WORK INSTRUCTIONS | Show each line of the data below that has the string "color" in it.

RECORD EXCERPTS |

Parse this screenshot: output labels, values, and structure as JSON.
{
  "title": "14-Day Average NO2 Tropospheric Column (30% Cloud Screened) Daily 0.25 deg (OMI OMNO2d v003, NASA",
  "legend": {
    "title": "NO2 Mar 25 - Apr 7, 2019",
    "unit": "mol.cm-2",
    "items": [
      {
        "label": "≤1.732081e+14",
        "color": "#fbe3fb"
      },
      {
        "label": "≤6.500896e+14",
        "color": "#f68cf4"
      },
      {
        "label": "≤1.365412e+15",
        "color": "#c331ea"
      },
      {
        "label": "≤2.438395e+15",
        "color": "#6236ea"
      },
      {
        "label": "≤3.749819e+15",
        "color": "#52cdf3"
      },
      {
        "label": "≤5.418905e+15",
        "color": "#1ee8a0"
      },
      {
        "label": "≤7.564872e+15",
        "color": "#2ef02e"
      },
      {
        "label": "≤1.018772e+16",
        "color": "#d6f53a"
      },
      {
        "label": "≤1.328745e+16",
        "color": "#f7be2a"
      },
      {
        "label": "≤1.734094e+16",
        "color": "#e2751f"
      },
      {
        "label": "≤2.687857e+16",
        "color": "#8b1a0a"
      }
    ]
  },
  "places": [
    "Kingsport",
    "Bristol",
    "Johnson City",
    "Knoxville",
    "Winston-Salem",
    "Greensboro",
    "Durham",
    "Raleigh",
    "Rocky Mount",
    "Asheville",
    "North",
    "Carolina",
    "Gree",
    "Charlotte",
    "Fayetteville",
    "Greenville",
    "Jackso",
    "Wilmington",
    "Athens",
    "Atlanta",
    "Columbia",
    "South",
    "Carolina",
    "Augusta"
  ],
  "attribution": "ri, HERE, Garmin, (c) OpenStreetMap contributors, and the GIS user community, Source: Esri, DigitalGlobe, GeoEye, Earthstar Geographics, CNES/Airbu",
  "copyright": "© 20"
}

SOLUTION FOR THIS EXERCISE |
        "color": "#fbe3fb"
        "color": "#f68cf4"
        "color": "#c331ea"
        "color": "#6236ea"
        "color": "#52cdf3"
        "color": "#1ee8a0"
        "color": "#2ef02e"
        "color": "#d6f53a"
        "color": "#f7be2a"
        "color": "#e2751f"
        "color": "#8b1a0a"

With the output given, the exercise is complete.